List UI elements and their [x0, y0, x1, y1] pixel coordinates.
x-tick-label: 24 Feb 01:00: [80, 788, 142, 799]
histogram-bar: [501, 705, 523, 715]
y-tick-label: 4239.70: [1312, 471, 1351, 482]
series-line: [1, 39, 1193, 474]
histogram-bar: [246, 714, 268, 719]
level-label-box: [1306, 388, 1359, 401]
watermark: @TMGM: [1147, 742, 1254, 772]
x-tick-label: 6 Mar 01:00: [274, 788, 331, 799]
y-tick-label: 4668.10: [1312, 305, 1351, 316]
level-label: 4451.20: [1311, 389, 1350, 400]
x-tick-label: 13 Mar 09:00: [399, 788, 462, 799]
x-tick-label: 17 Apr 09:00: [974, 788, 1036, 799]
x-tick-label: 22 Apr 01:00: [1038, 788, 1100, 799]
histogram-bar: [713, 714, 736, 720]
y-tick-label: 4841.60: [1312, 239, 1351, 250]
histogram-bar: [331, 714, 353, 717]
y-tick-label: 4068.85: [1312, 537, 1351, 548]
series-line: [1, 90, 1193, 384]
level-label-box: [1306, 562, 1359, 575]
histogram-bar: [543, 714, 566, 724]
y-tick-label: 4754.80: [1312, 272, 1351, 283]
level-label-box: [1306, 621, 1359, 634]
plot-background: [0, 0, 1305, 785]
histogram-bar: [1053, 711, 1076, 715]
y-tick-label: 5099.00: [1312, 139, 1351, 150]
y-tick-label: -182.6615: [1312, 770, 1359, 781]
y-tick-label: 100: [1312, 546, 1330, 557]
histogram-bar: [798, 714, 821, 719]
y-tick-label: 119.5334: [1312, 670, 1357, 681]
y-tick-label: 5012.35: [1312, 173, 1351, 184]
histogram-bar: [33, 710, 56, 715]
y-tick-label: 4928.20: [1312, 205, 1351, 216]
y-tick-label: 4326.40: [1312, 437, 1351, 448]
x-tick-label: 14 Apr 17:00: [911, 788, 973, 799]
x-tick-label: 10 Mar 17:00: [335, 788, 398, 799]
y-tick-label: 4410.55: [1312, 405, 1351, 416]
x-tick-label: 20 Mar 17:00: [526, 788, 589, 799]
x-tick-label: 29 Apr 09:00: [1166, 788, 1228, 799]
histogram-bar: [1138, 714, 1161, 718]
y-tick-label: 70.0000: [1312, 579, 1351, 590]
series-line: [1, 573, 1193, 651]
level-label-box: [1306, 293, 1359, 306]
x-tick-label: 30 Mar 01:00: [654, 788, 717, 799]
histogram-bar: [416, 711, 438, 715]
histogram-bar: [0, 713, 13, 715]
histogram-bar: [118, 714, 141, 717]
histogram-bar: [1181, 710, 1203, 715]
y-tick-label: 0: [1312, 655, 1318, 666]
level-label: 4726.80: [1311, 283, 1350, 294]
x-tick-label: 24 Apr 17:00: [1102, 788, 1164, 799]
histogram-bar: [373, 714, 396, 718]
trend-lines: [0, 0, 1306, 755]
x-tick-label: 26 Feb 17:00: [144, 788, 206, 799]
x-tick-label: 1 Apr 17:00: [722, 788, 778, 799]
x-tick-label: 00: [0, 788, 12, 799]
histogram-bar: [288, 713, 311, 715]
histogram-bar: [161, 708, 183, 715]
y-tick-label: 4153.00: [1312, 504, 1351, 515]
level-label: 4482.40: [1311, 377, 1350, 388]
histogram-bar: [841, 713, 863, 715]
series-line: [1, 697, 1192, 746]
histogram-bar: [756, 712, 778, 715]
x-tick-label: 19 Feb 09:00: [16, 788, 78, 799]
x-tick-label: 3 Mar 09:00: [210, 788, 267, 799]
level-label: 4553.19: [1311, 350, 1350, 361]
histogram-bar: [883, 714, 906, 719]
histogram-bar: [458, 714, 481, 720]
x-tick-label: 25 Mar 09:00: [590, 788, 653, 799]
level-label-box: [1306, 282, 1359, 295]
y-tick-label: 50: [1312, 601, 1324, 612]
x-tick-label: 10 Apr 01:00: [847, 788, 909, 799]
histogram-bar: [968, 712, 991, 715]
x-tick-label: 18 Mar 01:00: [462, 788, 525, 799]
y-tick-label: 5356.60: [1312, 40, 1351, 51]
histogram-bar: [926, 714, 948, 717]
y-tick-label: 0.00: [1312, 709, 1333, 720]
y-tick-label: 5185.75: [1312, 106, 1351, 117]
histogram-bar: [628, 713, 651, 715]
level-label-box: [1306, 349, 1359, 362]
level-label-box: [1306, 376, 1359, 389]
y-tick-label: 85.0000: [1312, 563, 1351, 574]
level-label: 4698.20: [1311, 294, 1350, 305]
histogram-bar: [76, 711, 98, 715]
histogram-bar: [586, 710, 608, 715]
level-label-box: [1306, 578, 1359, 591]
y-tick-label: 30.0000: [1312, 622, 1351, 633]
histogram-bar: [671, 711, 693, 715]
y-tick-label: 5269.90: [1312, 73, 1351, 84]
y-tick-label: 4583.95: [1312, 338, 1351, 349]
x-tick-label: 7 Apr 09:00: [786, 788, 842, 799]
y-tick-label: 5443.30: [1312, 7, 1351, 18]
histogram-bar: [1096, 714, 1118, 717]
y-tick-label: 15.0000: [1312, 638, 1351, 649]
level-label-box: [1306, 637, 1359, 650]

**Brief**
Gather every line from the rows above that contains the string "series" and copy each one unchanged.

**Answer to the exercise**
series-line: [1, 39, 1193, 474]
series-line: [1, 90, 1193, 384]
series-line: [1, 573, 1193, 651]
series-line: [1, 697, 1192, 746]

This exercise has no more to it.